* Exercise
Give every line back verbatim, dropping all images.

* Data listing

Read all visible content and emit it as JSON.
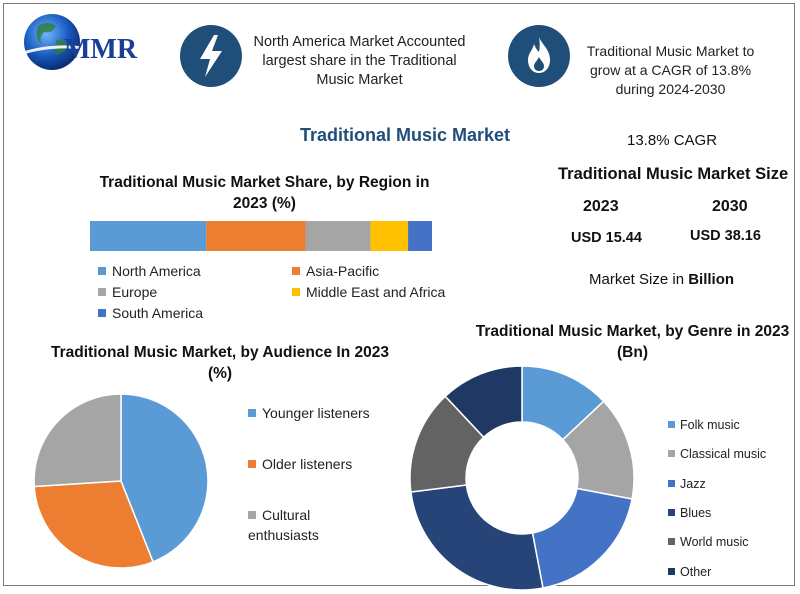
{
  "logo": {
    "text": "MMR"
  },
  "header": {
    "left_icon": "lightning-bolt-icon",
    "left_text": "North America Market Accounted largest share in the Traditional Music Market",
    "right_icon": "flame-icon",
    "right_text": "Traditional Music Market to grow at a CAGR of 13.8% during 2024-2030"
  },
  "main_title": "Traditional Music Market",
  "market_size": {
    "cagr": "13.8% CAGR",
    "title": "Traditional Music Market Size",
    "year1": "2023",
    "year2": "2030",
    "value1": "USD 15.44",
    "value2": "USD 38.16",
    "note_prefix": "Market Size in ",
    "note_bold": "Billion"
  },
  "colors": {
    "navy": "#1f4e79",
    "light_blue": "#5b9bd5",
    "orange": "#ed7d31",
    "gray": "#a5a5a5",
    "gold": "#ffc000",
    "blue": "#4472c4",
    "dark_navy": "#264478",
    "dark_gray": "#636363"
  },
  "chart_data": [
    {
      "type": "bar",
      "stacked": true,
      "orientation": "horizontal",
      "title": "Traditional Music Market Share, by Region in 2023 (%)",
      "categories": [
        "North America",
        "Asia-Pacific",
        "Europe",
        "Middle East and Africa",
        "South America"
      ],
      "values": [
        34,
        29,
        19,
        11,
        7
      ],
      "colors": [
        "#5b9bd5",
        "#ed7d31",
        "#a5a5a5",
        "#ffc000",
        "#4472c4"
      ],
      "legend": "bottom"
    },
    {
      "type": "pie",
      "title": "Traditional Music Market, by Audience In 2023 (%)",
      "categories": [
        "Younger listeners",
        "Older listeners",
        "Cultural enthusiasts"
      ],
      "values": [
        44,
        30,
        26
      ],
      "colors": [
        "#5b9bd5",
        "#ed7d31",
        "#a5a5a5"
      ],
      "legend": "right"
    },
    {
      "type": "pie",
      "donut": true,
      "title": "Traditional Music Market, by Genre in 2023 (Bn)",
      "categories": [
        "Folk music",
        "Classical music",
        "Jazz",
        "Blues",
        "World music",
        "Other"
      ],
      "values": [
        13,
        15,
        19,
        26,
        15,
        12
      ],
      "colors": [
        "#5b9bd5",
        "#a5a5a5",
        "#4472c4",
        "#264478",
        "#636363",
        "#1f3864"
      ],
      "legend": "right"
    }
  ]
}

* Answer to this exercise
Read all visible content and emit it as JSON.
{
  "logo": {
    "text": "MMR"
  },
  "header": {
    "left_icon": "lightning-bolt-icon",
    "left_text": "North America Market Accounted largest share in the Traditional Music Market",
    "right_icon": "flame-icon",
    "right_text": "Traditional Music Market to grow at a CAGR of 13.8% during 2024-2030"
  },
  "main_title": "Traditional Music Market",
  "market_size": {
    "cagr": "13.8% CAGR",
    "title": "Traditional Music Market Size",
    "year1": "2023",
    "year2": "2030",
    "value1": "USD 15.44",
    "value2": "USD 38.16",
    "note_prefix": "Market Size in ",
    "note_bold": "Billion"
  },
  "colors": {
    "navy": "#1f4e79",
    "light_blue": "#5b9bd5",
    "orange": "#ed7d31",
    "gray": "#a5a5a5",
    "gold": "#ffc000",
    "blue": "#4472c4",
    "dark_navy": "#264478",
    "dark_gray": "#636363"
  },
  "chart_data": [
    {
      "type": "bar",
      "stacked": true,
      "orientation": "horizontal",
      "title": "Traditional Music Market Share, by Region in 2023 (%)",
      "categories": [
        "North America",
        "Asia-Pacific",
        "Europe",
        "Middle East and Africa",
        "South America"
      ],
      "values": [
        34,
        29,
        19,
        11,
        7
      ],
      "colors": [
        "#5b9bd5",
        "#ed7d31",
        "#a5a5a5",
        "#ffc000",
        "#4472c4"
      ],
      "legend": "bottom"
    },
    {
      "type": "pie",
      "title": "Traditional Music Market, by Audience In 2023 (%)",
      "categories": [
        "Younger listeners",
        "Older listeners",
        "Cultural enthusiasts"
      ],
      "values": [
        44,
        30,
        26
      ],
      "colors": [
        "#5b9bd5",
        "#ed7d31",
        "#a5a5a5"
      ],
      "legend": "right"
    },
    {
      "type": "pie",
      "donut": true,
      "title": "Traditional Music Market, by Genre in 2023 (Bn)",
      "categories": [
        "Folk music",
        "Classical music",
        "Jazz",
        "Blues",
        "World music",
        "Other"
      ],
      "values": [
        13,
        15,
        19,
        26,
        15,
        12
      ],
      "colors": [
        "#5b9bd5",
        "#a5a5a5",
        "#4472c4",
        "#264478",
        "#636363",
        "#1f3864"
      ],
      "legend": "right"
    }
  ]
}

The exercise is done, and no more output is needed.